# START OF Supplied material

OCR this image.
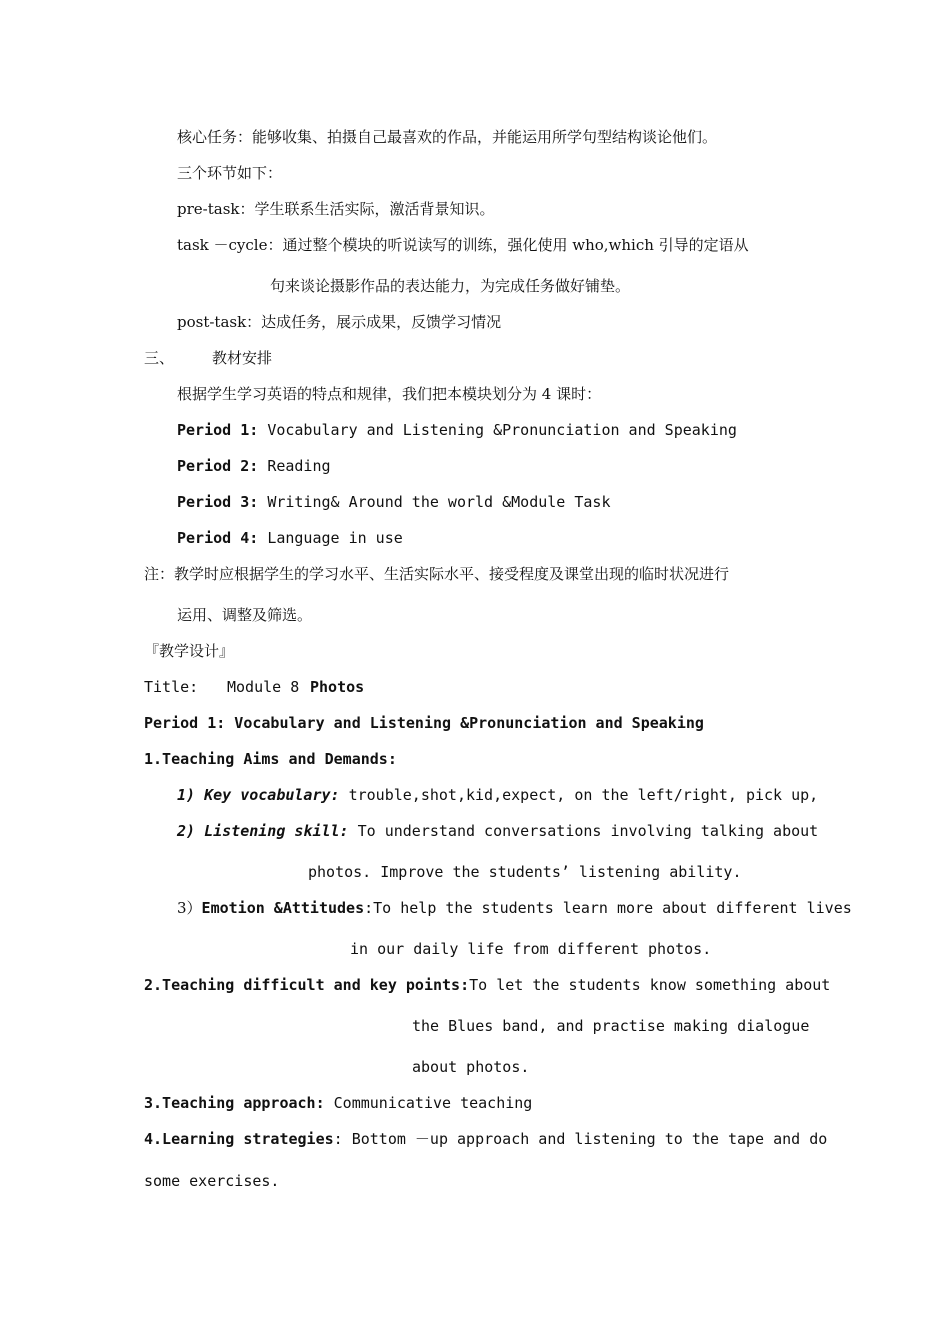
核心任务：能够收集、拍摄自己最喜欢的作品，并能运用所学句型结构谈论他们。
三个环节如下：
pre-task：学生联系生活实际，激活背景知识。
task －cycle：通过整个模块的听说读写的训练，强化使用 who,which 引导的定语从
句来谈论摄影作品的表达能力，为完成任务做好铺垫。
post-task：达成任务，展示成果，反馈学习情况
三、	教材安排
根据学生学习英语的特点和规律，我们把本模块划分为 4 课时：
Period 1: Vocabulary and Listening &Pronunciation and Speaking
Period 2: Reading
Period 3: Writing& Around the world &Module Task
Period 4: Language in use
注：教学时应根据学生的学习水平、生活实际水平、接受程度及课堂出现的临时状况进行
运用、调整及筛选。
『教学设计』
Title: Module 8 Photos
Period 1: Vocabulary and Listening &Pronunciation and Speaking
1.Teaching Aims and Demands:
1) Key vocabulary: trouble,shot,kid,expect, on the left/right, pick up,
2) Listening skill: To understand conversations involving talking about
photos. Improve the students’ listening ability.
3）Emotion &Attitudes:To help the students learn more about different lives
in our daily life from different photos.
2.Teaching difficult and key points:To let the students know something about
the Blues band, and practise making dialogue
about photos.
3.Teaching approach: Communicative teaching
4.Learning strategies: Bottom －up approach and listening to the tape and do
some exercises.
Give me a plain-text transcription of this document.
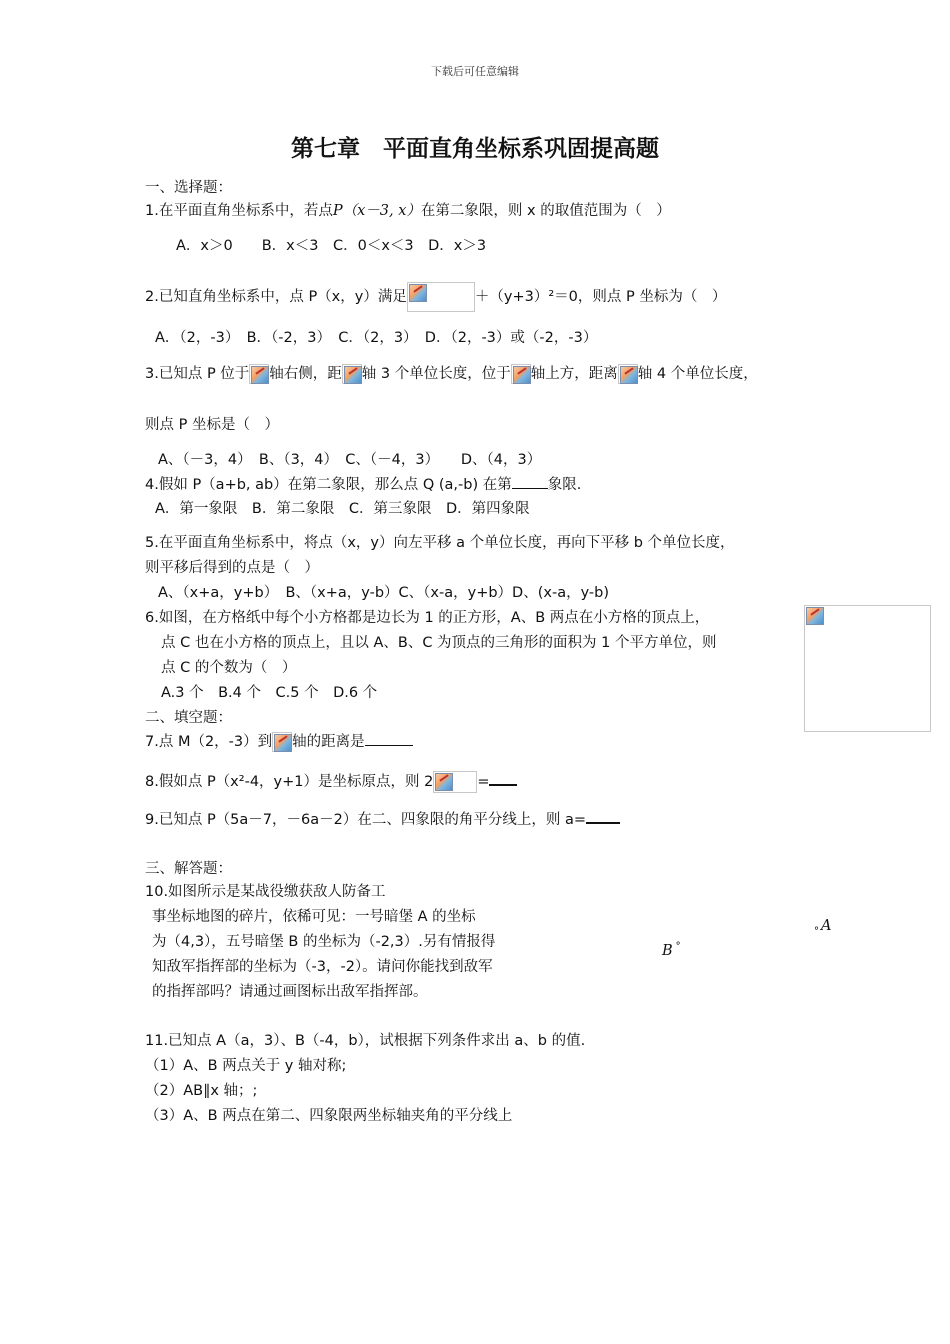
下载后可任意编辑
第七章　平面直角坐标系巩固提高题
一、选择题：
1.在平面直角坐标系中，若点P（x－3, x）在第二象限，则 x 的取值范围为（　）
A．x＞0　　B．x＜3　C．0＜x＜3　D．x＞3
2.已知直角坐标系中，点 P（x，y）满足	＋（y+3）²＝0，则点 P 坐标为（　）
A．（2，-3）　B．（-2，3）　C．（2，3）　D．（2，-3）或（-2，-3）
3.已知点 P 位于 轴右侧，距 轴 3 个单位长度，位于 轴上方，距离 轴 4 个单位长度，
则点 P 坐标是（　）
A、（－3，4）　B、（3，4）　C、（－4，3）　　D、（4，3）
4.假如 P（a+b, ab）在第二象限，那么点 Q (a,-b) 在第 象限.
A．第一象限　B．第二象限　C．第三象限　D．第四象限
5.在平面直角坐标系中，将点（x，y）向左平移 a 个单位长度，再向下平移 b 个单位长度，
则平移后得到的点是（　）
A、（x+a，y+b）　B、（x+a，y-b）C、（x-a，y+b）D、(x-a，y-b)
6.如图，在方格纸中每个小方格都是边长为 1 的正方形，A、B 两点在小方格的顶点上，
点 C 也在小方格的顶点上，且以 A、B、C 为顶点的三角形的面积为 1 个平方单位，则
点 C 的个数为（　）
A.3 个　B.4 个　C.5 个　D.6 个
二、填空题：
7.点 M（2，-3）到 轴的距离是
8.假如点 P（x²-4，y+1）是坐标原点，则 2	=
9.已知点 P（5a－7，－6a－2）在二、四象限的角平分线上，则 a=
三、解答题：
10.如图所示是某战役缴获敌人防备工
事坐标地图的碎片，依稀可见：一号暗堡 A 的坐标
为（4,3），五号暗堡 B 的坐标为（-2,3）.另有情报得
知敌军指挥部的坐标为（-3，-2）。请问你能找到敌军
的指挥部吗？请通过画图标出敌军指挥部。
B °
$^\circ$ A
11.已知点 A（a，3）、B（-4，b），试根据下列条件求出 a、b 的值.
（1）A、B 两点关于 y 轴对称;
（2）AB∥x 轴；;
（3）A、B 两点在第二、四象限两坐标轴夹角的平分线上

# END OF Supplied material
# START OF Supplied material

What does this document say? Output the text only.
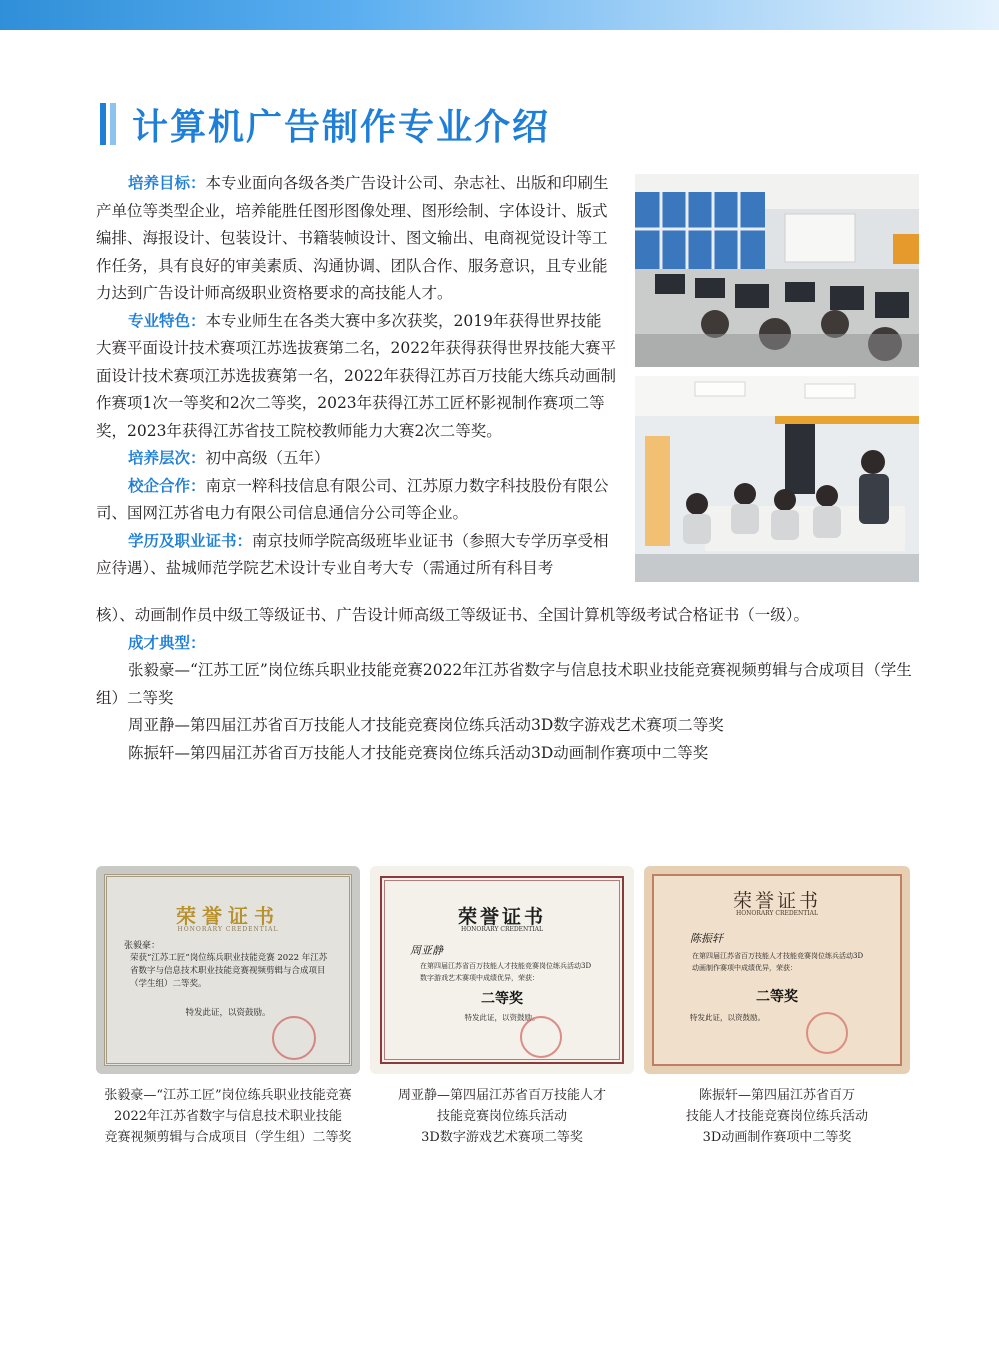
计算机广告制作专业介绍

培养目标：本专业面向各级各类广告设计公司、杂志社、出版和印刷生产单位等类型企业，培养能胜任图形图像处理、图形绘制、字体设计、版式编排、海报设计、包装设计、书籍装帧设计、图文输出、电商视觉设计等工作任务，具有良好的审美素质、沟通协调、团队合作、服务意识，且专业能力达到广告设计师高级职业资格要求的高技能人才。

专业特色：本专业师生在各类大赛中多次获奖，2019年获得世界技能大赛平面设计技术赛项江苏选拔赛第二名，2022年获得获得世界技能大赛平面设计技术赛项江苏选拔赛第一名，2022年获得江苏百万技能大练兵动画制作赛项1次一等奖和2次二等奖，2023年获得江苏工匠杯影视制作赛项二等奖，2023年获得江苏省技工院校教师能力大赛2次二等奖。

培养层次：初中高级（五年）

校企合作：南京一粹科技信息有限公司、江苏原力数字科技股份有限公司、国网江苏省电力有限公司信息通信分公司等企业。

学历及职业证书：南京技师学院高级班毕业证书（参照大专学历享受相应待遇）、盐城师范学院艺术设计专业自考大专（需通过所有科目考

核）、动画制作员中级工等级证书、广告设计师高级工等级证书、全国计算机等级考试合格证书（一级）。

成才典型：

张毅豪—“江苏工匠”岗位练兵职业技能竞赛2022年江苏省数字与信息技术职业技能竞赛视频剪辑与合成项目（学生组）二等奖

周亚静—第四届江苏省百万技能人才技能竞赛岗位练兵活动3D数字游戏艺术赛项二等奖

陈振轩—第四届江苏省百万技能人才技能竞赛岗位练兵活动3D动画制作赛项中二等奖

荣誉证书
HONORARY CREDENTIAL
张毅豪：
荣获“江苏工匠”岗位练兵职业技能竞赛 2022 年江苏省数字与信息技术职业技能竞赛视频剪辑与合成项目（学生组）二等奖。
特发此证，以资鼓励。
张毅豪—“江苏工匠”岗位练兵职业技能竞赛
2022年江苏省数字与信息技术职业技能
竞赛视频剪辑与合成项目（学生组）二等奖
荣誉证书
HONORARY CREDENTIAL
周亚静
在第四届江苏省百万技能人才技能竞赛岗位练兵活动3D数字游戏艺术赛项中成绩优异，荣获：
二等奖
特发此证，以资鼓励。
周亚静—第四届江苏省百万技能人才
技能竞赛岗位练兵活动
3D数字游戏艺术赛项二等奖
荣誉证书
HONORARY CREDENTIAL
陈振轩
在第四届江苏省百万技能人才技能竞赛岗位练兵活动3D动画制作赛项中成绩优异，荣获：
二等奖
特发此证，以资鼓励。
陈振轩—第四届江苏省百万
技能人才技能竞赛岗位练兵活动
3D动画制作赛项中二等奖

# END OF Supplied material

Exercise goal - Collect the lines of the records that include the string "this".

Task solution -
OCR this image.
Give me a plain-text transcription of this document.
What does this document say? Output the text only.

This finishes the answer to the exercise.